▶ **REQUEST**: Wherever a line below holds the word "every", copy that line.

═══ EXERCISE MATERIALS ═══

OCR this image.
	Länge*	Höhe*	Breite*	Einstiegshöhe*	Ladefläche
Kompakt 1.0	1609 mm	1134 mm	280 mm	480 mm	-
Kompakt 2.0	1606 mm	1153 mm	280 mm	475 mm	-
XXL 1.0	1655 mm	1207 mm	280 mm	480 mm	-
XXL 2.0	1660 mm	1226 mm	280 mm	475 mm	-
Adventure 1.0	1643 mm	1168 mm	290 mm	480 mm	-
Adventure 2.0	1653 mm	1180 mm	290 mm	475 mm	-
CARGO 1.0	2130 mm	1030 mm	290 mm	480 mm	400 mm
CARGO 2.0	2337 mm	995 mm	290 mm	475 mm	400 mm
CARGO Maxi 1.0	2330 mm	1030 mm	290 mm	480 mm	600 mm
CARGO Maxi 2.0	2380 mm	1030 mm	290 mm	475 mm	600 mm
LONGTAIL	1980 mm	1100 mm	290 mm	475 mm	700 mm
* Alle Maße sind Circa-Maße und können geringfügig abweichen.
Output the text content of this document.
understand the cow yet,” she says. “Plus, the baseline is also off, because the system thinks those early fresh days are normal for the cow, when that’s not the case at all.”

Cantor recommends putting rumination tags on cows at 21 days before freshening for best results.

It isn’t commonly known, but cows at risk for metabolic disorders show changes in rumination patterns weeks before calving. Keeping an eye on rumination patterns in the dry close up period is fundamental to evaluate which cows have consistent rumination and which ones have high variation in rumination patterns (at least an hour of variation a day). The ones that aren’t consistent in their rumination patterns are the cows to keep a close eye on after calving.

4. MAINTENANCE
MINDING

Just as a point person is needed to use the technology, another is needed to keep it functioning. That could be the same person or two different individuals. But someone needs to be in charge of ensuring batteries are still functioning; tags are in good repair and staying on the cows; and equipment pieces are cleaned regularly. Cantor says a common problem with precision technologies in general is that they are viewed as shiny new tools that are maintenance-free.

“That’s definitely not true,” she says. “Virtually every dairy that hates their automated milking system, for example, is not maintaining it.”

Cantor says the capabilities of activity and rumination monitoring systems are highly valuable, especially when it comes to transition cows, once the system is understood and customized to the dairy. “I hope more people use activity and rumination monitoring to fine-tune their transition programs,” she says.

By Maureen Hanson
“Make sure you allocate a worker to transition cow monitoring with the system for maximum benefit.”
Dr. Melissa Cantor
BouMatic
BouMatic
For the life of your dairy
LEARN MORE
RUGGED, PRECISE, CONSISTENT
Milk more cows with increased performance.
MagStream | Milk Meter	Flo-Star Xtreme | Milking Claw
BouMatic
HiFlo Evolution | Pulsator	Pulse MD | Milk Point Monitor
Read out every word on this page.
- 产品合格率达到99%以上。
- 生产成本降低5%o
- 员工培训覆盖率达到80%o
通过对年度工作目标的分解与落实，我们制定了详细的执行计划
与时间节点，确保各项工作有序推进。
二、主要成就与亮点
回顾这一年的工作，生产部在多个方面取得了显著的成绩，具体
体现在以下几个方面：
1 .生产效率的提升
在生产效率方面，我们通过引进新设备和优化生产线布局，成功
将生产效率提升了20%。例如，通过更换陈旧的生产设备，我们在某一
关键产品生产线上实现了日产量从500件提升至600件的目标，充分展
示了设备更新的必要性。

═══

▶ **TASK ANSWER**:
“That’s definitely not true,” she says. “Virtually every dairy that hates their automated milking system, for example, is not maintaining it.”
Read out every word on this page.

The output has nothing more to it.